→ **TRECHO DO DOCUMENTO**
____

O filme, que concorre em seis categorias ao Oscar (incluindo melhor filme), tem seus três atos muito distintos entre si, promovendo uma estrutura simples, mas exageradamente heterogênea, o que compromete sua linearidade. O primeiro ato é basicamente caracterizado por um romance leve, que apesar de suscitar uma química agradável e natural entre Desmond e Dorothy – ambos com atuações condizentes e muito satisfatórias – possui mais tempo de tela do que o necessário. Apesar disso, o maior defeito do longa fica ao encargo de alguns furos de roteiro, sendo o mais acentuado deles o “sumiço” inexplicável do irmão de Desmond na trama após este ingressar no Exército.

O segundo ato acompanha o personagem principal na Academia Militar das Forças Armadas dos Estados Unidos. Cultivador de uma utopia fadada ao fracasso do ponto de vista de seus colegas militares e de seu pai (Hugo Weaving) – aqui, é notável a brilhante atuação de Weaving, que dá vida à um veterano da Primeira Grande Guerra atormentado pelos horrores que vivenciou e, por consequência, rendido ao álcool; certamente um dos melhores e mais complexos personagens do filme – o protagonista é alvo de preconceitos desprezíveis e inexplicáveis perante a decência (algo tão corriqueiro nos dias atuais e tão lamentavelmente intrínseco ao ser humano, embora não menos digno de nojo) durante seu treinamento.

No que se refere ao contexto histórico no qual o longa-metragem está inserido e o palco para o terceiro ato da projeção, após avanços da marinha norte-americana durante as campanhas finais da guerra, Okinawa – uma província sulista do Japão cuja posição geográfica a torna uma importante via de acesso ao coração do território insular japonês –, passou a ser um alvo fundamental a ser conquistado. Sendo assim, Desmond e sua divisão de fuzileiros navais são enviados para capturar um desfiladeiro estratégico que dá nome original ao filme para então tomar a província em definitivo.

____

→ **DADOS REGISTRADOS**
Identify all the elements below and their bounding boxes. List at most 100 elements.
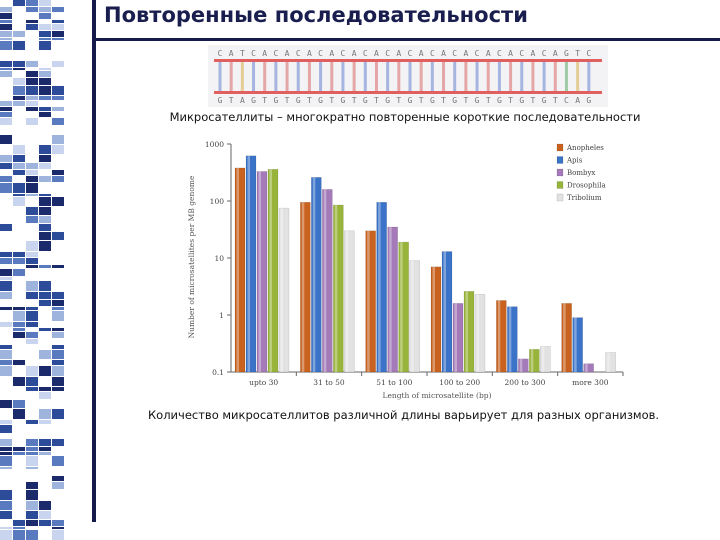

____

→ **OBJETIVOS**
**A.** Liste todos os nomes próprios de pessoas que aparecem no trecho sobre o filme.
**B.** Segundo o trecho sobre o filme, em quantas categorias do Oscar ele concorre?
**C.** Prossiga com o trecho sobre o filme a partir da última frase apresentada.

→ **PROBLEMAS RESOLVIDOS**
**A.** Desmond, Dorothy e Hugo Weaving.

**B.** Em seis categorias, incluindo melhor filme.

**C.**
Quando a batalha pelo desfiladeiro finalmente se inicia, somos “presenteados” com uma primorosa cena de ação que se aproxima das excelentes sequências de O Resgate do Soldado Ryan. O diretor Mel Gibson – uma figura sempre controversa em Hollywood, mas digno de nota pelos aclamados A Paixão de Cristo e Coração Valente – não poupa o telespectador e impõe um ensejo longo e visceral de violência contínua, traduzindo de maneira realista e minimalista aquele que foi um dos mais terríveis teatros da Segunda Guerra Mundial: justamente as intermináveis batalhas pelas ilhas do Pacífico contra as inflexíveis forças japonesas.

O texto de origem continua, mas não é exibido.